## Problem description
Write out the material exactly, leaving every picture behind.

── Supplied records ──

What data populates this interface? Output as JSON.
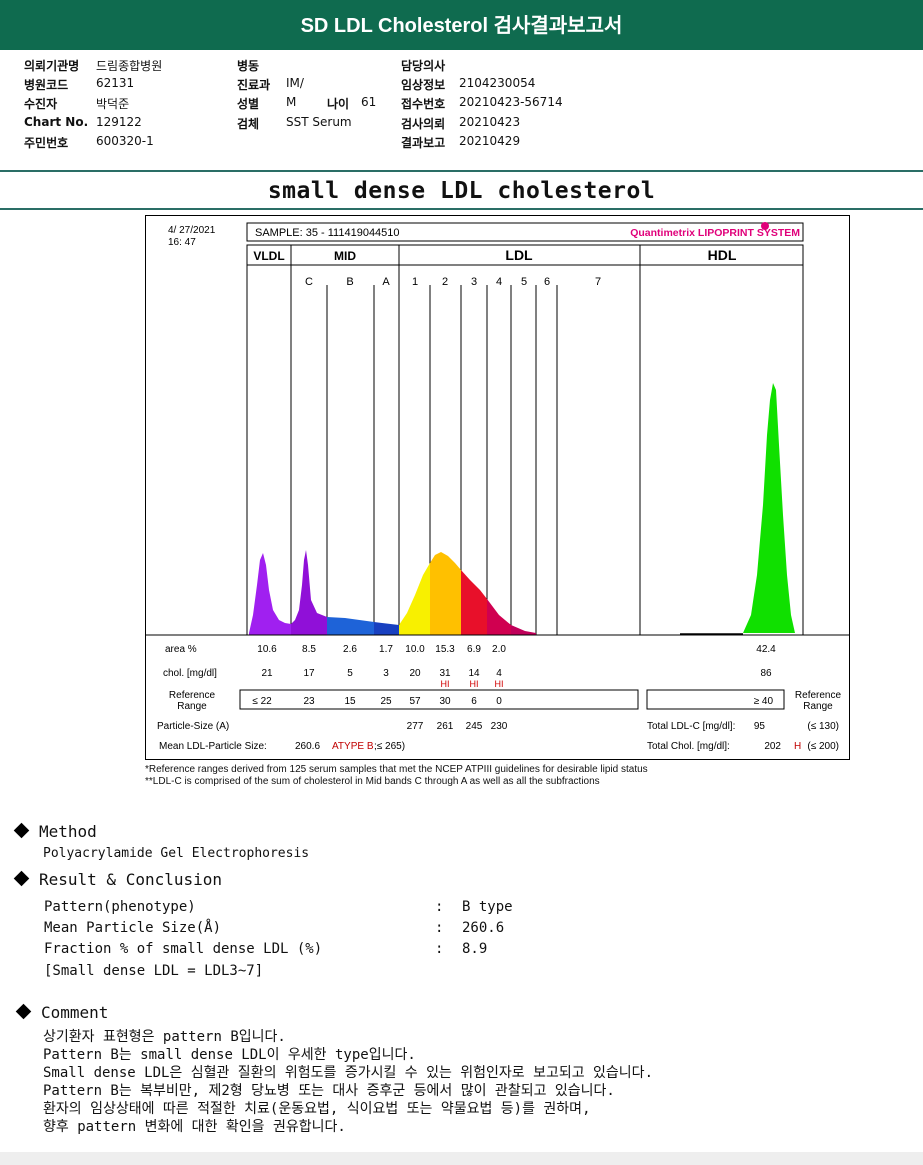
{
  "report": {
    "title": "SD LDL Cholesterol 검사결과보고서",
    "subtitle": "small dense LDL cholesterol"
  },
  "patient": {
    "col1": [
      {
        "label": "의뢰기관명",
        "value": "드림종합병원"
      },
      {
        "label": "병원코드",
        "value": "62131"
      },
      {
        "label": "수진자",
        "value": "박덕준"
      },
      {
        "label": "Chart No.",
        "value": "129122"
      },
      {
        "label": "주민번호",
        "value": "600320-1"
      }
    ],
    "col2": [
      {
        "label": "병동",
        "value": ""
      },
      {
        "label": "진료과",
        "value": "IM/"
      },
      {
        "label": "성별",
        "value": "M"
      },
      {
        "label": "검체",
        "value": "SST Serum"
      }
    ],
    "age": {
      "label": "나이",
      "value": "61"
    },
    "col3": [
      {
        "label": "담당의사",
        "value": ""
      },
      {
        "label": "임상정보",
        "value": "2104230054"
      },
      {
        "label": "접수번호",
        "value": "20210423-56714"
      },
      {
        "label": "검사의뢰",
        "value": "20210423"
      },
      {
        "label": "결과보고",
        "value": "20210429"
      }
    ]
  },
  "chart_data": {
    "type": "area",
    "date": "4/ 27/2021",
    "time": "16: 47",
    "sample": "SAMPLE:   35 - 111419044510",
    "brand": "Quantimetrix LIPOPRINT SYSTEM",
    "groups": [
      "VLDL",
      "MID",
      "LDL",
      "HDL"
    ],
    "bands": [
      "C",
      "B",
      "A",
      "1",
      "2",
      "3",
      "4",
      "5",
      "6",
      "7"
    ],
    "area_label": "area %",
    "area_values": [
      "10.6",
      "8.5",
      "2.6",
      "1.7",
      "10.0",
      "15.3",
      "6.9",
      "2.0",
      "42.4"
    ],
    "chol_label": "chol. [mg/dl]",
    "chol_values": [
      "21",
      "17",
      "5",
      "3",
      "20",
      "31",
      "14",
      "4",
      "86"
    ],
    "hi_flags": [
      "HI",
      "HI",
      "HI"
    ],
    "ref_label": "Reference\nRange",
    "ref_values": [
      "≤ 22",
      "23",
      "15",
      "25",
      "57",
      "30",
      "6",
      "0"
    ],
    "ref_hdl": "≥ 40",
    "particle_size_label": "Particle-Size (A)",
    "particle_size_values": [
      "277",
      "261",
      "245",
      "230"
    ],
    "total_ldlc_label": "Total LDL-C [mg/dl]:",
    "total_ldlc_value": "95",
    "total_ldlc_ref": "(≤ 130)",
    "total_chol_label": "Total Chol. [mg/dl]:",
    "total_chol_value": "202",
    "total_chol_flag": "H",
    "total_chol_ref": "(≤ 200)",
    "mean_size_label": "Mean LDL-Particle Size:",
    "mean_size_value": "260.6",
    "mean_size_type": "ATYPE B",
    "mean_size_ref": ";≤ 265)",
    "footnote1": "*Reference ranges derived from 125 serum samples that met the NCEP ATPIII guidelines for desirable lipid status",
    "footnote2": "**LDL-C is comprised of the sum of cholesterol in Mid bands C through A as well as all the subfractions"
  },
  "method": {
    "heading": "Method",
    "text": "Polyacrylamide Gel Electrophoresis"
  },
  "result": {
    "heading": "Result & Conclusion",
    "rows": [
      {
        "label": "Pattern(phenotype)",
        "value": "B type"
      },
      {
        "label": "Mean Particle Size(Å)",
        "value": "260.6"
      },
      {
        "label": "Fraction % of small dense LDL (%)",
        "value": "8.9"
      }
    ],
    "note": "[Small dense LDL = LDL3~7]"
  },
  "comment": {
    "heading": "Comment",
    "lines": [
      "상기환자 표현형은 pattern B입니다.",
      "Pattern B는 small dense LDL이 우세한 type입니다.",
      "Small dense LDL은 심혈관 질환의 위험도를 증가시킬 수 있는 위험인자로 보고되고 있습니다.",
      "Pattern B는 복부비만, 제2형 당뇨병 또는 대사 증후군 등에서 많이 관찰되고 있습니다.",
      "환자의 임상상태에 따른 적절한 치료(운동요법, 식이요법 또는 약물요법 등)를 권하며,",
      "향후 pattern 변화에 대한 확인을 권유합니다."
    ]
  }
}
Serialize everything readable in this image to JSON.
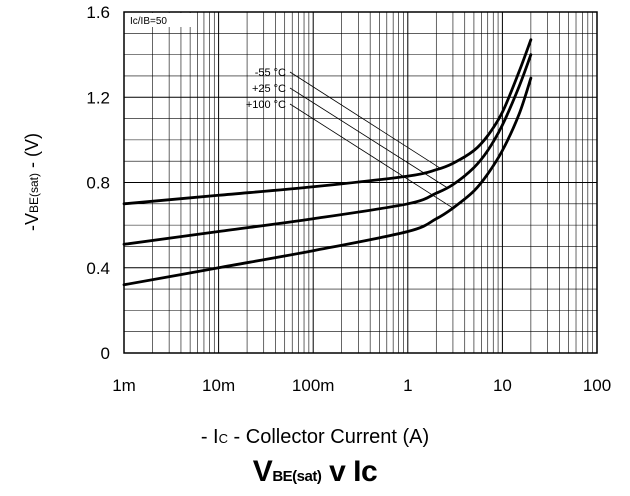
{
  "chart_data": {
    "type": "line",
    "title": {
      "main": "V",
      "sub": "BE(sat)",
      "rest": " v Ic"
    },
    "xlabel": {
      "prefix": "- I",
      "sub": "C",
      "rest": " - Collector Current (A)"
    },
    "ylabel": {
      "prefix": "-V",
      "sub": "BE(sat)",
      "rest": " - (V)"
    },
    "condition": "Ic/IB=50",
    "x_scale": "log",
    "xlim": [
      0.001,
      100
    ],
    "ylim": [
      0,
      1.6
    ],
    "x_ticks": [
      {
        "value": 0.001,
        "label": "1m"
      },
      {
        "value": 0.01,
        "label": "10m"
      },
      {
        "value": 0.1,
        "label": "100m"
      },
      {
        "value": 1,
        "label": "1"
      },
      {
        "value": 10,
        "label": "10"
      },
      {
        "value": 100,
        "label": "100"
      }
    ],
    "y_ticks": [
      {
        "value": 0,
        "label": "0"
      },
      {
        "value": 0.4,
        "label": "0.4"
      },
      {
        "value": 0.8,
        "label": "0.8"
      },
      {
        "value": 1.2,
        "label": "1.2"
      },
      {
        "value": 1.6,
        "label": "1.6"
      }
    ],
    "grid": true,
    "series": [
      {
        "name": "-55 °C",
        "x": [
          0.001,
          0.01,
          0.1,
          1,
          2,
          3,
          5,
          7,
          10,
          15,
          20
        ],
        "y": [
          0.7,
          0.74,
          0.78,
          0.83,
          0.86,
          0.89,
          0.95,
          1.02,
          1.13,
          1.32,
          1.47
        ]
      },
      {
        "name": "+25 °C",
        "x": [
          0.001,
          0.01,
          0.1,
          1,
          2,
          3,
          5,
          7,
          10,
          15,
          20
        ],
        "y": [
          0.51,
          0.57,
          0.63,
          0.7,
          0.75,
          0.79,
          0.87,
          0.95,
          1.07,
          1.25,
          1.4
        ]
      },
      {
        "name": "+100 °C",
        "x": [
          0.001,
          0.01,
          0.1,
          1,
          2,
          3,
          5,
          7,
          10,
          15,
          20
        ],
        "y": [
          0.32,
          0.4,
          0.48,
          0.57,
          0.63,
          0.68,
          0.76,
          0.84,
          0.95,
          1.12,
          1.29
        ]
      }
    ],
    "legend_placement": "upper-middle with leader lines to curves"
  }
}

───

## Correct answer
What data populates this interface? Output as JSON.
{
  "report": {
    "title": "SD LDL Cholesterol 검사결과보고서",
    "subtitle": "small dense LDL cholesterol"
  },
  "patient": {
    "col1": [
      {
        "label": "의뢰기관명",
        "value": "드림종합병원"
      },
      {
        "label": "병원코드",
        "value": "62131"
      },
      {
        "label": "수진자",
        "value": "박덕준"
      },
      {
        "label": "Chart No.",
        "value": "129122"
      },
      {
        "label": "주민번호",
        "value": "600320-1"
      }
    ],
    "col2": [
      {
        "label": "병동",
        "value": ""
      },
      {
        "label": "진료과",
        "value": "IM/"
      },
      {
        "label": "성별",
        "value": "M"
      },
      {
        "label": "검체",
        "value": "SST Serum"
      }
    ],
    "age": {
      "label": "나이",
      "value": "61"
    },
    "col3": [
      {
        "label": "담당의사",
        "value": ""
      },
      {
        "label": "임상정보",
        "value": "2104230054"
      },
      {
        "label": "접수번호",
        "value": "20210423-56714"
      },
      {
        "label": "검사의뢰",
        "value": "20210423"
      },
      {
        "label": "결과보고",
        "value": "20210429"
      }
    ]
  },
  "chart_data": {
    "type": "area",
    "date": "4/ 27/2021",
    "time": "16: 47",
    "sample": "SAMPLE:   35 - 111419044510",
    "brand": "Quantimetrix LIPOPRINT SYSTEM",
    "groups": [
      "VLDL",
      "MID",
      "LDL",
      "HDL"
    ],
    "bands": [
      "C",
      "B",
      "A",
      "1",
      "2",
      "3",
      "4",
      "5",
      "6",
      "7"
    ],
    "area_label": "area %",
    "area_values": [
      "10.6",
      "8.5",
      "2.6",
      "1.7",
      "10.0",
      "15.3",
      "6.9",
      "2.0",
      "42.4"
    ],
    "chol_label": "chol. [mg/dl]",
    "chol_values": [
      "21",
      "17",
      "5",
      "3",
      "20",
      "31",
      "14",
      "4",
      "86"
    ],
    "hi_flags": [
      "HI",
      "HI",
      "HI"
    ],
    "ref_label": "Reference\nRange",
    "ref_values": [
      "≤ 22",
      "23",
      "15",
      "25",
      "57",
      "30",
      "6",
      "0"
    ],
    "ref_hdl": "≥ 40",
    "particle_size_label": "Particle-Size (A)",
    "particle_size_values": [
      "277",
      "261",
      "245",
      "230"
    ],
    "total_ldlc_label": "Total LDL-C [mg/dl]:",
    "total_ldlc_value": "95",
    "total_ldlc_ref": "(≤ 130)",
    "total_chol_label": "Total Chol. [mg/dl]:",
    "total_chol_value": "202",
    "total_chol_flag": "H",
    "total_chol_ref": "(≤ 200)",
    "mean_size_label": "Mean LDL-Particle Size:",
    "mean_size_value": "260.6",
    "mean_size_type": "ATYPE B",
    "mean_size_ref": ";≤ 265)",
    "footnote1": "*Reference ranges derived from 125 serum samples that met the NCEP ATPIII guidelines for desirable lipid status",
    "footnote2": "**LDL-C is comprised of the sum of cholesterol in Mid bands C through A as well as all the subfractions"
  },
  "method": {
    "heading": "Method",
    "text": "Polyacrylamide Gel Electrophoresis"
  },
  "result": {
    "heading": "Result & Conclusion",
    "rows": [
      {
        "label": "Pattern(phenotype)",
        "value": "B type"
      },
      {
        "label": "Mean Particle Size(Å)",
        "value": "260.6"
      },
      {
        "label": "Fraction % of small dense LDL (%)",
        "value": "8.9"
      }
    ],
    "note": "[Small dense LDL = LDL3~7]"
  },
  "comment": {
    "heading": "Comment",
    "lines": [
      "상기환자 표현형은 pattern B입니다.",
      "Pattern B는 small dense LDL이 우세한 type입니다.",
      "Small dense LDL은 심혈관 질환의 위험도를 증가시킬 수 있는 위험인자로 보고되고 있습니다.",
      "Pattern B는 복부비만, 제2형 당뇨병 또는 대사 증후군 등에서 많이 관찰되고 있습니다.",
      "환자의 임상상태에 따른 적절한 치료(운동요법, 식이요법 또는 약물요법 등)를 권하며,",
      "향후 pattern 변화에 대한 확인을 권유합니다."
    ]
  }
}
Serialize everything readable in this image to JSON.
{
  "chart_data": {
    "type": "line",
    "title": {
      "main": "V",
      "sub": "BE(sat)",
      "rest": " v Ic"
    },
    "xlabel": {
      "prefix": "- I",
      "sub": "C",
      "rest": " - Collector Current (A)"
    },
    "ylabel": {
      "prefix": "-V",
      "sub": "BE(sat)",
      "rest": " - (V)"
    },
    "condition": "Ic/IB=50",
    "x_scale": "log",
    "xlim": [
      0.001,
      100
    ],
    "ylim": [
      0,
      1.6
    ],
    "x_ticks": [
      {
        "value": 0.001,
        "label": "1m"
      },
      {
        "value": 0.01,
        "label": "10m"
      },
      {
        "value": 0.1,
        "label": "100m"
      },
      {
        "value": 1,
        "label": "1"
      },
      {
        "value": 10,
        "label": "10"
      },
      {
        "value": 100,
        "label": "100"
      }
    ],
    "y_ticks": [
      {
        "value": 0,
        "label": "0"
      },
      {
        "value": 0.4,
        "label": "0.4"
      },
      {
        "value": 0.8,
        "label": "0.8"
      },
      {
        "value": 1.2,
        "label": "1.2"
      },
      {
        "value": 1.6,
        "label": "1.6"
      }
    ],
    "grid": true,
    "series": [
      {
        "name": "-55 °C",
        "x": [
          0.001,
          0.01,
          0.1,
          1,
          2,
          3,
          5,
          7,
          10,
          15,
          20
        ],
        "y": [
          0.7,
          0.74,
          0.78,
          0.83,
          0.86,
          0.89,
          0.95,
          1.02,
          1.13,
          1.32,
          1.47
        ]
      },
      {
        "name": "+25 °C",
        "x": [
          0.001,
          0.01,
          0.1,
          1,
          2,
          3,
          5,
          7,
          10,
          15,
          20
        ],
        "y": [
          0.51,
          0.57,
          0.63,
          0.7,
          0.75,
          0.79,
          0.87,
          0.95,
          1.07,
          1.25,
          1.4
        ]
      },
      {
        "name": "+100 °C",
        "x": [
          0.001,
          0.01,
          0.1,
          1,
          2,
          3,
          5,
          7,
          10,
          15,
          20
        ],
        "y": [
          0.32,
          0.4,
          0.48,
          0.57,
          0.63,
          0.68,
          0.76,
          0.84,
          0.95,
          1.12,
          1.29
        ]
      }
    ],
    "legend_placement": "upper-middle with leader lines to curves"
  }
}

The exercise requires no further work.